*GIVEN INSTRUCTION*
Return all of the following rows word for word, in their original order and with nothing altered.

-- RECORDS FOR PROCESSING start --

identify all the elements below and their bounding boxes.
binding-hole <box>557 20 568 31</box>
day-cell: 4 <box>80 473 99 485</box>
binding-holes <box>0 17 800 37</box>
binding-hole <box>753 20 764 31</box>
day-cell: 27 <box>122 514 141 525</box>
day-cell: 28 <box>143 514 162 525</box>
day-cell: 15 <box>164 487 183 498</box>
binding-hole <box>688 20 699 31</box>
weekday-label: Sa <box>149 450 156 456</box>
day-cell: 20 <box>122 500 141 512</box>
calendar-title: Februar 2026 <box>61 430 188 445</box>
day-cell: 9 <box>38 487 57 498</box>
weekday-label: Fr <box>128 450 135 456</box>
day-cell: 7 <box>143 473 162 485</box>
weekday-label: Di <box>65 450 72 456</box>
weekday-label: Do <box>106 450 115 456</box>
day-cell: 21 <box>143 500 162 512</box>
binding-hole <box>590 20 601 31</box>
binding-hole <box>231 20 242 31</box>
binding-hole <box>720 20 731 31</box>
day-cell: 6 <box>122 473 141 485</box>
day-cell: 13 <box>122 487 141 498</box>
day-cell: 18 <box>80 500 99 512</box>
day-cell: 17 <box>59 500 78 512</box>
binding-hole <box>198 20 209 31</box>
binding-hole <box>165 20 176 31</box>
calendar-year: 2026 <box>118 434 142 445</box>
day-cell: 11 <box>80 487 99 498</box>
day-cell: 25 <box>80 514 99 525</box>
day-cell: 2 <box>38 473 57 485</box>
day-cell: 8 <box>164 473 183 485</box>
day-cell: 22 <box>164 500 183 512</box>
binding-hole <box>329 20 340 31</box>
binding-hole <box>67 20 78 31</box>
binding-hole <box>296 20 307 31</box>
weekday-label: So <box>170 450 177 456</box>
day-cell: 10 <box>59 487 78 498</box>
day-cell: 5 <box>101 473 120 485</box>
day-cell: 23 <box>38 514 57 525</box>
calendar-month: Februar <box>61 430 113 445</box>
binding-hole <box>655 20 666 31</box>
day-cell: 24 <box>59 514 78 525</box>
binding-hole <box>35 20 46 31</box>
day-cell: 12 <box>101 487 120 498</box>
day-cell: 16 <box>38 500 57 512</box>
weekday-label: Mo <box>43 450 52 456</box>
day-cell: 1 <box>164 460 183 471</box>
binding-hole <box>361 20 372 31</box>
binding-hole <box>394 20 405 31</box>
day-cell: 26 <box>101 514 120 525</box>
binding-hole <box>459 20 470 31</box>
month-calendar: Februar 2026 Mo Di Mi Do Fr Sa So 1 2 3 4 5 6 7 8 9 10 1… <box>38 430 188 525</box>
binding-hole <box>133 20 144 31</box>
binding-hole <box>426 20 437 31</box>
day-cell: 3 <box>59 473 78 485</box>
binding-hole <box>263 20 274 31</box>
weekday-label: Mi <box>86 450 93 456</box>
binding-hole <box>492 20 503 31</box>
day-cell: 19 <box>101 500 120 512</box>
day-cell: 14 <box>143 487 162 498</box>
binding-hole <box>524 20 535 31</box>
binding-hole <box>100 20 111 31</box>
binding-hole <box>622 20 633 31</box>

-- RECORDS FOR PROCESSING end --

*EXERCISE ANSWER*
identify all the elements below and their bounding boxes.
binding-hole <box>557 20 568 31</box>
day-cell: 4 <box>80 473 99 485</box>
binding-holes <box>0 17 800 37</box>
binding-hole <box>753 20 764 31</box>
day-cell: 27 <box>122 514 141 525</box>
day-cell: 28 <box>143 514 162 525</box>
day-cell: 15 <box>164 487 183 498</box>
binding-hole <box>688 20 699 31</box>
weekday-label: Sa <box>149 450 156 456</box>
day-cell: 20 <box>122 500 141 512</box>
calendar-title: Februar 2026 <box>61 430 188 445</box>
day-cell: 9 <box>38 487 57 498</box>
weekday-label: Fr <box>128 450 135 456</box>
day-cell: 7 <box>143 473 162 485</box>
weekday-label: Di <box>65 450 72 456</box>
weekday-label: Do <box>106 450 115 456</box>
day-cell: 21 <box>143 500 162 512</box>
binding-hole <box>590 20 601 31</box>
binding-hole <box>231 20 242 31</box>
binding-hole <box>720 20 731 31</box>
day-cell: 6 <box>122 473 141 485</box>
day-cell: 13 <box>122 487 141 498</box>
day-cell: 18 <box>80 500 99 512</box>
day-cell: 17 <box>59 500 78 512</box>
binding-hole <box>198 20 209 31</box>
binding-hole <box>165 20 176 31</box>
calendar-year: 2026 <box>118 434 142 445</box>
day-cell: 11 <box>80 487 99 498</box>
day-cell: 25 <box>80 514 99 525</box>
day-cell: 2 <box>38 473 57 485</box>
day-cell: 8 <box>164 473 183 485</box>
day-cell: 22 <box>164 500 183 512</box>
binding-hole <box>329 20 340 31</box>
binding-hole <box>67 20 78 31</box>
binding-hole <box>296 20 307 31</box>
weekday-label: So <box>170 450 177 456</box>
day-cell: 10 <box>59 487 78 498</box>
day-cell: 5 <box>101 473 120 485</box>
day-cell: 23 <box>38 514 57 525</box>
calendar-month: Februar <box>61 430 113 445</box>
binding-hole <box>655 20 666 31</box>
day-cell: 24 <box>59 514 78 525</box>
binding-hole <box>35 20 46 31</box>
day-cell: 12 <box>101 487 120 498</box>
day-cell: 16 <box>38 500 57 512</box>
weekday-label: Mo <box>43 450 52 456</box>
day-cell: 1 <box>164 460 183 471</box>
binding-hole <box>361 20 372 31</box>
binding-hole <box>394 20 405 31</box>
day-cell: 26 <box>101 514 120 525</box>
binding-hole <box>459 20 470 31</box>
month-calendar: Februar 2026 Mo Di Mi Do Fr Sa So 1 2 3 4 5 6 7 8 9 10 1… <box>38 430 188 525</box>
binding-hole <box>133 20 144 31</box>
binding-hole <box>426 20 437 31</box>
day-cell: 3 <box>59 473 78 485</box>
binding-hole <box>263 20 274 31</box>
weekday-label: Mi <box>86 450 93 456</box>
binding-hole <box>492 20 503 31</box>
day-cell: 19 <box>101 500 120 512</box>
day-cell: 14 <box>143 487 162 498</box>
binding-hole <box>524 20 535 31</box>
binding-hole <box>100 20 111 31</box>
binding-hole <box>622 20 633 31</box>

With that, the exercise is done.